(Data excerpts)

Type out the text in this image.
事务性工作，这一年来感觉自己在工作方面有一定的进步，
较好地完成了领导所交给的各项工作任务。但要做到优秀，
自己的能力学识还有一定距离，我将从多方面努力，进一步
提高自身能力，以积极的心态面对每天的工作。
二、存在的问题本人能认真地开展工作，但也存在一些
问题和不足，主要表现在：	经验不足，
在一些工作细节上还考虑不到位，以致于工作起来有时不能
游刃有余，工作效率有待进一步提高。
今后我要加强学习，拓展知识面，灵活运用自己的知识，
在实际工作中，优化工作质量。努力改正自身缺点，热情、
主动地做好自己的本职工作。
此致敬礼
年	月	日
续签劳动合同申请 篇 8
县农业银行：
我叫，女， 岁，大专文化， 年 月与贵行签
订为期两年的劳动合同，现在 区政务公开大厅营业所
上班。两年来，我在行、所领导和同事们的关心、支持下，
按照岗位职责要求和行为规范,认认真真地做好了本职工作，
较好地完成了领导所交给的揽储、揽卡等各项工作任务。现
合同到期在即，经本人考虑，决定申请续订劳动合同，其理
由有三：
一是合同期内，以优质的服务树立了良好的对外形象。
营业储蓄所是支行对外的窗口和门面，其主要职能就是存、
* * *
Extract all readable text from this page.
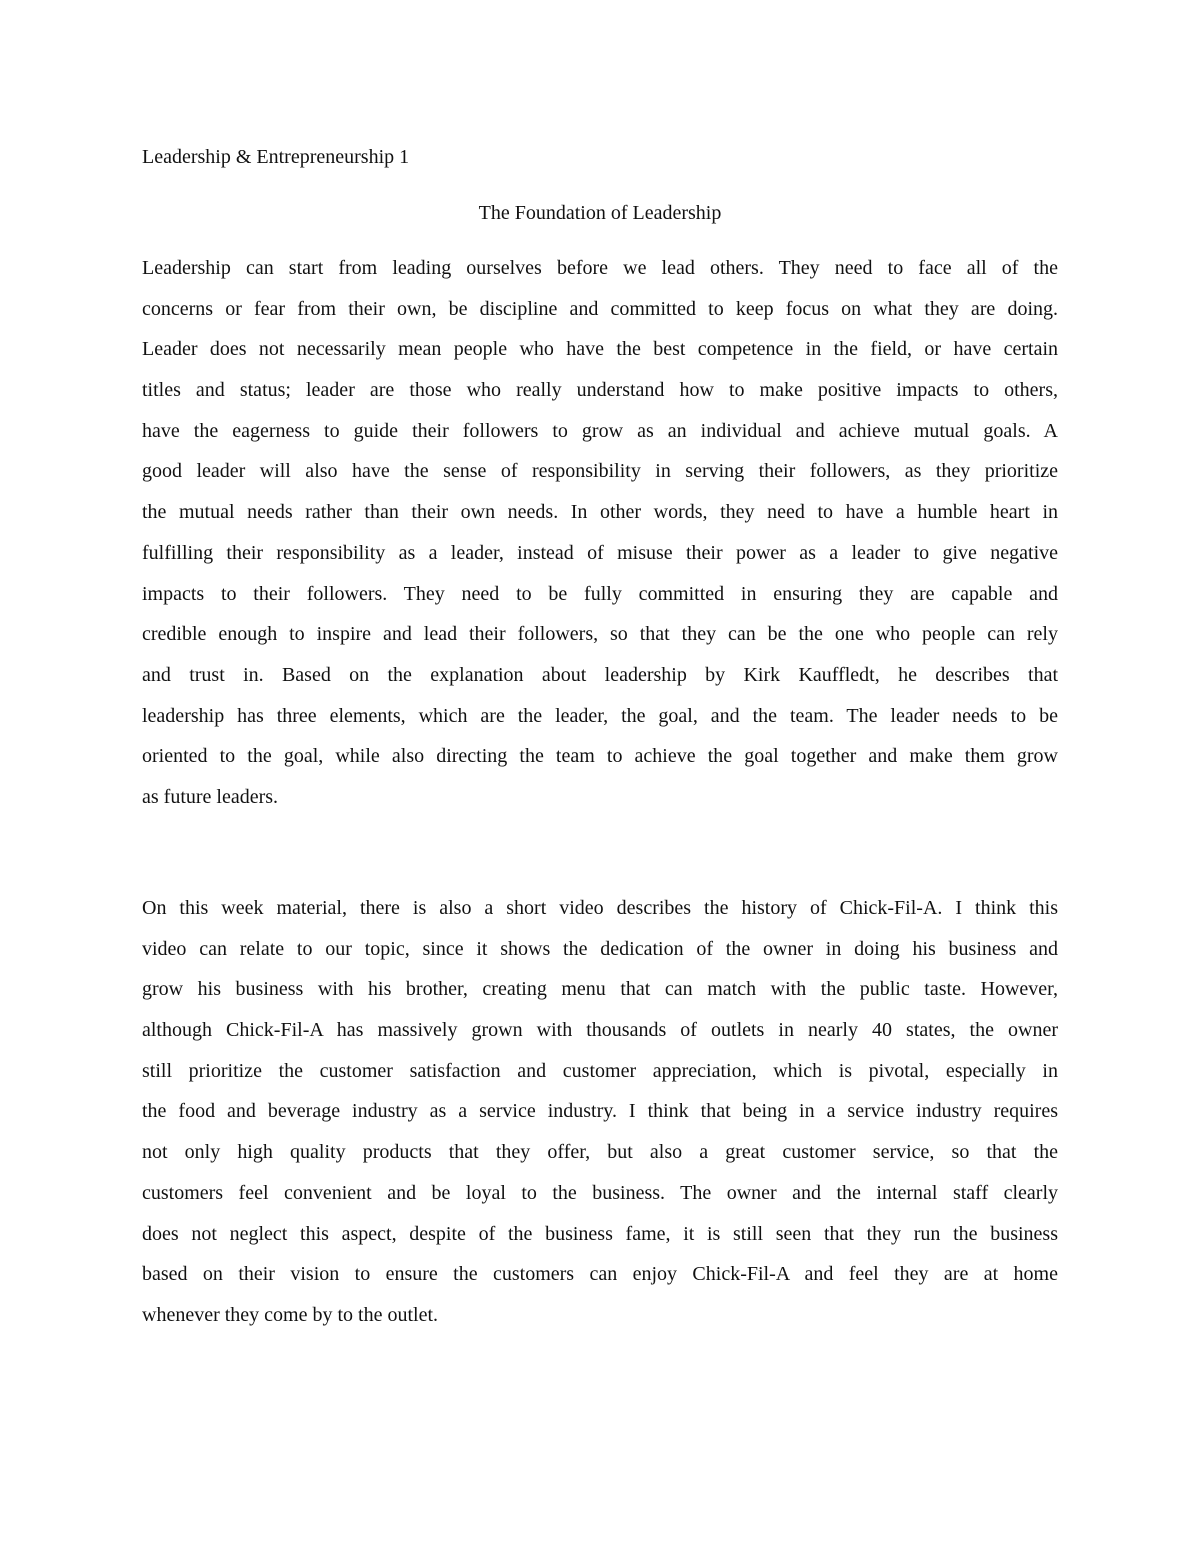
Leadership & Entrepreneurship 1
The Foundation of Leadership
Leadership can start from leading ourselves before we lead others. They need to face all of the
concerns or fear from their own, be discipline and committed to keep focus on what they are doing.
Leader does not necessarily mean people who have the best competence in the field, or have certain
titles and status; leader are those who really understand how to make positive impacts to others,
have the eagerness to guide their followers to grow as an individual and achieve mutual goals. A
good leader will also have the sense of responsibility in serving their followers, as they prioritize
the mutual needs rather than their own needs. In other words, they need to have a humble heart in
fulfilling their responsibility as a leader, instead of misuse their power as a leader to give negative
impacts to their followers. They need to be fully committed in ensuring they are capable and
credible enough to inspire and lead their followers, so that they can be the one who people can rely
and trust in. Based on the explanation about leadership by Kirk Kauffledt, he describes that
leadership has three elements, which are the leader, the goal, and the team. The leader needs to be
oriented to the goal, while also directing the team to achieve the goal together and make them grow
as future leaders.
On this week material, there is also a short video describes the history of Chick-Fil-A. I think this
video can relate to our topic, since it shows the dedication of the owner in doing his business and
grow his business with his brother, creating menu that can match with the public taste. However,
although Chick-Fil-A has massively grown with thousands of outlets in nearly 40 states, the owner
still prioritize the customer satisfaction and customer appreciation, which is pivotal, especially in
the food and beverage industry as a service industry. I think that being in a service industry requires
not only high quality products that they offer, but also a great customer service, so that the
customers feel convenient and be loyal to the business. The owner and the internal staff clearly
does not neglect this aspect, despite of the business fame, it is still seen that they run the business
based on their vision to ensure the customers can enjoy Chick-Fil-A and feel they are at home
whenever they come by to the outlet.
---
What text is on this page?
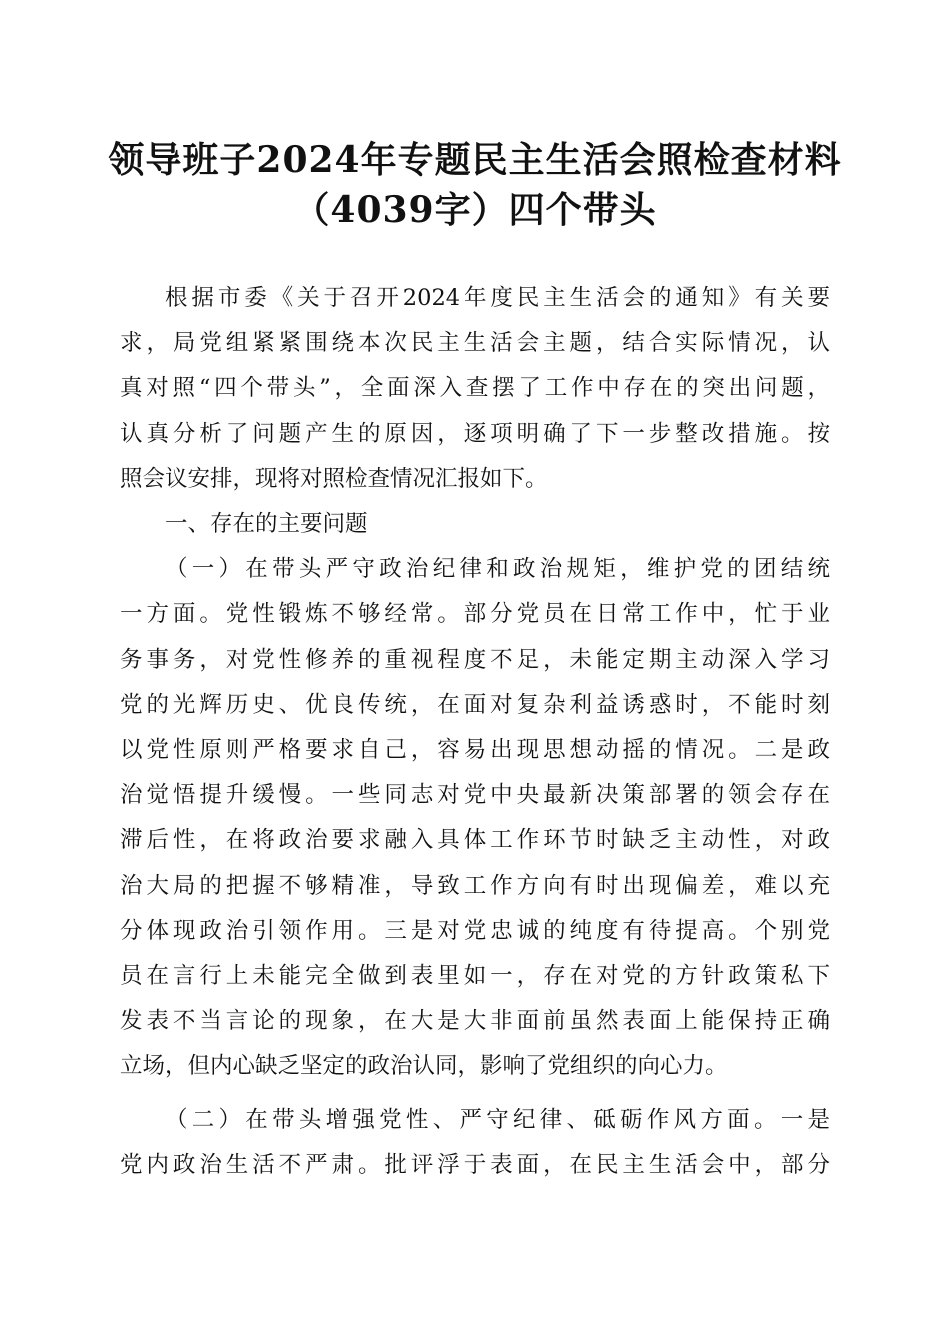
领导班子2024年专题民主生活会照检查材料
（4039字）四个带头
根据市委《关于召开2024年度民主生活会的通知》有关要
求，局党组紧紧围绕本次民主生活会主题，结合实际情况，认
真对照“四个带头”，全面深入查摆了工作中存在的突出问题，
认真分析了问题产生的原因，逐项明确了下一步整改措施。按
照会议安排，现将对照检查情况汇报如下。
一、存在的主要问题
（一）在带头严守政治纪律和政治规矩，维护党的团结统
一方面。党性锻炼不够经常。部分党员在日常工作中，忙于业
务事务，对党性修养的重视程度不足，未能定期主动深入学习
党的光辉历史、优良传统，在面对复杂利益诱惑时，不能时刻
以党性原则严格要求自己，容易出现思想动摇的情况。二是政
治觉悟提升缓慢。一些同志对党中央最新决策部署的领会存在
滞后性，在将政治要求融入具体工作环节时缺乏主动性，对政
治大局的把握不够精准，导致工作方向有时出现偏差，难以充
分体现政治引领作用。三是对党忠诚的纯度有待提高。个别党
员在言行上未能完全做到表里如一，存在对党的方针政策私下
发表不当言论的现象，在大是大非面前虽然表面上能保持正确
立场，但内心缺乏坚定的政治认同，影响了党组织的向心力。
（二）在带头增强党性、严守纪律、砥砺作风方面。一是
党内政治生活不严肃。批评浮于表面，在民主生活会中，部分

- Aim of the exercise
Search the listing for the string "think". Copy each line where it turns up.

- Problem solution
On this week material, there is also a short video describes the history of Chick-Fil-A. I think this
the food and beverage industry as a service industry. I think that being in a service industry requires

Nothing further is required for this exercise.